-- start Exercise data --

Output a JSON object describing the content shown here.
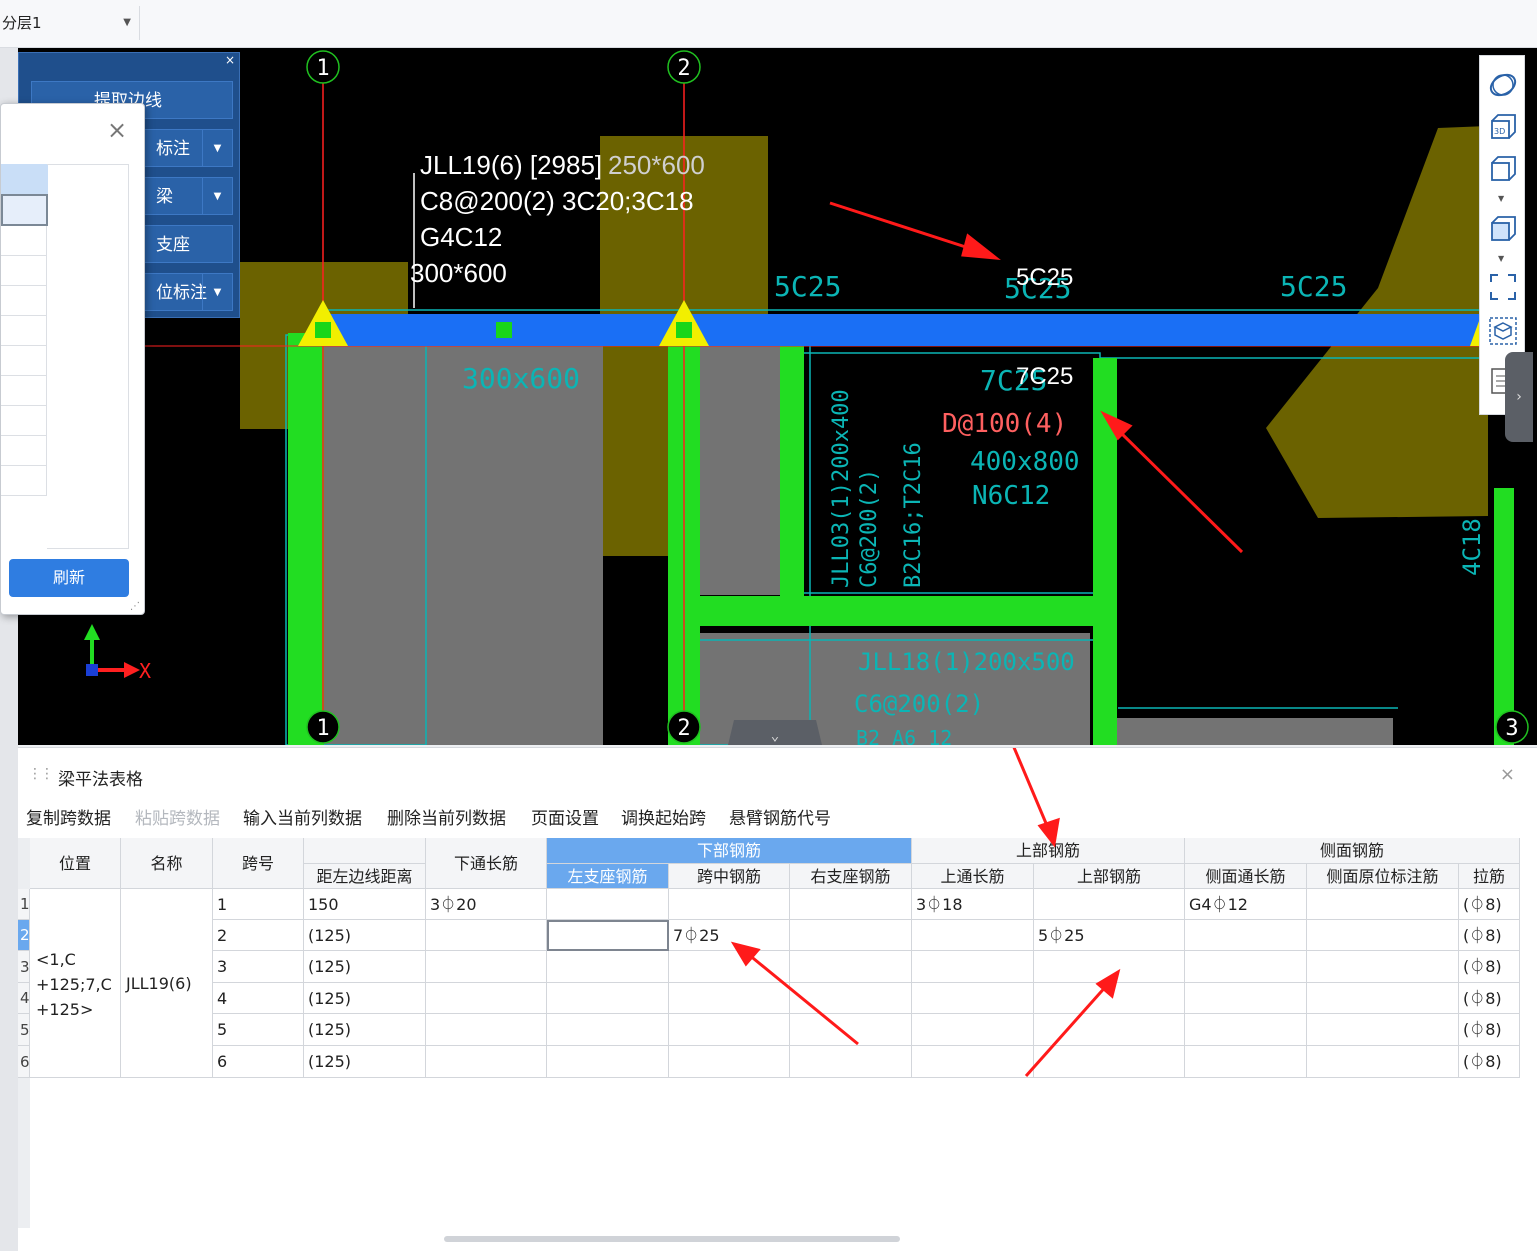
{
  "topbar": {
    "layer_select": "分层1"
  },
  "tool_panel": {
    "close": "×",
    "buttons": [
      "提取边线",
      "标注",
      "梁",
      "支座",
      "位标注"
    ]
  },
  "dialog": {
    "close": "×",
    "refresh": "刷新"
  },
  "canvas": {
    "axis_labels": [
      "1",
      "2",
      "1",
      "2",
      "3"
    ],
    "beam_annotation": [
      "JLL19(6) [2985]",
      "250*600",
      "C8@200(2) 3C20;3C18",
      "G4C12",
      "300*600"
    ],
    "cad_texts": {
      "t5c25a": "5C25",
      "t5c25b": "5C25",
      "t5c25c": "5C25",
      "t5c25white": "5C25",
      "t7c25": "7C25",
      "t7c25white": "7C25",
      "t300x600": "300x600",
      "tstirrup": "D@100(4)",
      "t400x800": "400x800",
      "tn6c12": "N6C12",
      "tjll03a": "JLL03(1)200x400",
      "tjll03b": "C6@200(2)",
      "tjll03c": "B2C16;T2C16",
      "tjll18a": "JLL18(1)200x500",
      "tjll18b": "C6@200(2)",
      "tjll18c": "B2 A6 12",
      "t4c18": "4C18"
    },
    "ucs": {
      "x_label": "X"
    }
  },
  "right_toolbar": {
    "icons": [
      "orbit-icon",
      "view-3d-icon",
      "cube-outline-icon",
      "cube-solid-icon",
      "fit-view-icon",
      "box-select-icon",
      "list-icon"
    ]
  },
  "table_panel": {
    "title": "梁平法表格",
    "close": "×",
    "menu": [
      "复制跨数据",
      "粘贴跨数据",
      "输入当前列数据",
      "删除当前列数据",
      "页面设置",
      "调换起始跨",
      "悬臂钢筋代号"
    ],
    "headers": {
      "position": "位置",
      "name": "名称",
      "span": "跨号",
      "dist": "距左边线距离",
      "bottom_through": "下通长筋",
      "bottom_group": "下部钢筋",
      "left_support": "左支座钢筋",
      "mid_span": "跨中钢筋",
      "right_support": "右支座钢筋",
      "top_group": "上部钢筋",
      "top_through": "上通长筋",
      "top_bar": "上部钢筋",
      "side_group": "侧面钢筋",
      "side_through": "侧面通长筋",
      "side_orig": "侧面原位标注筋",
      "tie": "拉筋"
    },
    "position_value": "<1,C +125;7,C +125>",
    "name_value": "JLL19(6)",
    "rows": [
      {
        "num": "1",
        "span": "1",
        "dist": "150",
        "bottom_through": "3⏀20",
        "left": "",
        "mid": "",
        "right": "",
        "top_through": "3⏀18",
        "top": "",
        "side_through": "G4⏀12",
        "side_orig": "",
        "tie": "(⏀8)"
      },
      {
        "num": "2",
        "span": "2",
        "dist": "(125)",
        "bottom_through": "",
        "left": "",
        "mid": "7⏀25",
        "right": "",
        "top_through": "",
        "top": "5⏀25",
        "side_through": "",
        "side_orig": "",
        "tie": "(⏀8)"
      },
      {
        "num": "3",
        "span": "3",
        "dist": "(125)",
        "bottom_through": "",
        "left": "",
        "mid": "",
        "right": "",
        "top_through": "",
        "top": "",
        "side_through": "",
        "side_orig": "",
        "tie": "(⏀8)"
      },
      {
        "num": "4",
        "span": "4",
        "dist": "(125)",
        "bottom_through": "",
        "left": "",
        "mid": "",
        "right": "",
        "top_through": "",
        "top": "",
        "side_through": "",
        "side_orig": "",
        "tie": "(⏀8)"
      },
      {
        "num": "5",
        "span": "5",
        "dist": "(125)",
        "bottom_through": "",
        "left": "",
        "mid": "",
        "right": "",
        "top_through": "",
        "top": "",
        "side_through": "",
        "side_orig": "",
        "tie": "(⏀8)"
      },
      {
        "num": "6",
        "span": "6",
        "dist": "(125)",
        "bottom_through": "",
        "left": "",
        "mid": "",
        "right": "",
        "top_through": "",
        "top": "",
        "side_through": "",
        "side_orig": "",
        "tie": "(⏀8)"
      }
    ]
  },
  "colors": {
    "beam_blue": "#1a6ff5",
    "column_green": "#22dd22",
    "olive": "#6b6200",
    "arrow_red": "#ff1a1a",
    "cad_cyan": "#0bb5b5"
  }
}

-- end Exercise data --

Every record is to be reproduced exactly, with no pictures included.

Output a JSON object describing the content shown here.
{
  "topbar": {
    "layer_select": "分层1"
  },
  "tool_panel": {
    "close": "×",
    "buttons": [
      "提取边线",
      "标注",
      "梁",
      "支座",
      "位标注"
    ]
  },
  "dialog": {
    "close": "×",
    "refresh": "刷新"
  },
  "canvas": {
    "axis_labels": [
      "1",
      "2",
      "1",
      "2",
      "3"
    ],
    "beam_annotation": [
      "JLL19(6) [2985]",
      "250*600",
      "C8@200(2) 3C20;3C18",
      "G4C12",
      "300*600"
    ],
    "cad_texts": {
      "t5c25a": "5C25",
      "t5c25b": "5C25",
      "t5c25c": "5C25",
      "t5c25white": "5C25",
      "t7c25": "7C25",
      "t7c25white": "7C25",
      "t300x600": "300x600",
      "tstirrup": "D@100(4)",
      "t400x800": "400x800",
      "tn6c12": "N6C12",
      "tjll03a": "JLL03(1)200x400",
      "tjll03b": "C6@200(2)",
      "tjll03c": "B2C16;T2C16",
      "tjll18a": "JLL18(1)200x500",
      "tjll18b": "C6@200(2)",
      "tjll18c": "B2 A6 12",
      "t4c18": "4C18"
    },
    "ucs": {
      "x_label": "X"
    }
  },
  "right_toolbar": {
    "icons": [
      "orbit-icon",
      "view-3d-icon",
      "cube-outline-icon",
      "cube-solid-icon",
      "fit-view-icon",
      "box-select-icon",
      "list-icon"
    ]
  },
  "table_panel": {
    "title": "梁平法表格",
    "close": "×",
    "menu": [
      "复制跨数据",
      "粘贴跨数据",
      "输入当前列数据",
      "删除当前列数据",
      "页面设置",
      "调换起始跨",
      "悬臂钢筋代号"
    ],
    "headers": {
      "position": "位置",
      "name": "名称",
      "span": "跨号",
      "dist": "距左边线距离",
      "bottom_through": "下通长筋",
      "bottom_group": "下部钢筋",
      "left_support": "左支座钢筋",
      "mid_span": "跨中钢筋",
      "right_support": "右支座钢筋",
      "top_group": "上部钢筋",
      "top_through": "上通长筋",
      "top_bar": "上部钢筋",
      "side_group": "侧面钢筋",
      "side_through": "侧面通长筋",
      "side_orig": "侧面原位标注筋",
      "tie": "拉筋"
    },
    "position_value": "<1,C +125;7,C +125>",
    "name_value": "JLL19(6)",
    "rows": [
      {
        "num": "1",
        "span": "1",
        "dist": "150",
        "bottom_through": "3⏀20",
        "left": "",
        "mid": "",
        "right": "",
        "top_through": "3⏀18",
        "top": "",
        "side_through": "G4⏀12",
        "side_orig": "",
        "tie": "(⏀8)"
      },
      {
        "num": "2",
        "span": "2",
        "dist": "(125)",
        "bottom_through": "",
        "left": "",
        "mid": "7⏀25",
        "right": "",
        "top_through": "",
        "top": "5⏀25",
        "side_through": "",
        "side_orig": "",
        "tie": "(⏀8)"
      },
      {
        "num": "3",
        "span": "3",
        "dist": "(125)",
        "bottom_through": "",
        "left": "",
        "mid": "",
        "right": "",
        "top_through": "",
        "top": "",
        "side_through": "",
        "side_orig": "",
        "tie": "(⏀8)"
      },
      {
        "num": "4",
        "span": "4",
        "dist": "(125)",
        "bottom_through": "",
        "left": "",
        "mid": "",
        "right": "",
        "top_through": "",
        "top": "",
        "side_through": "",
        "side_orig": "",
        "tie": "(⏀8)"
      },
      {
        "num": "5",
        "span": "5",
        "dist": "(125)",
        "bottom_through": "",
        "left": "",
        "mid": "",
        "right": "",
        "top_through": "",
        "top": "",
        "side_through": "",
        "side_orig": "",
        "tie": "(⏀8)"
      },
      {
        "num": "6",
        "span": "6",
        "dist": "(125)",
        "bottom_through": "",
        "left": "",
        "mid": "",
        "right": "",
        "top_through": "",
        "top": "",
        "side_through": "",
        "side_orig": "",
        "tie": "(⏀8)"
      }
    ]
  },
  "colors": {
    "beam_blue": "#1a6ff5",
    "column_green": "#22dd22",
    "olive": "#6b6200",
    "arrow_red": "#ff1a1a",
    "cad_cyan": "#0bb5b5"
  }
}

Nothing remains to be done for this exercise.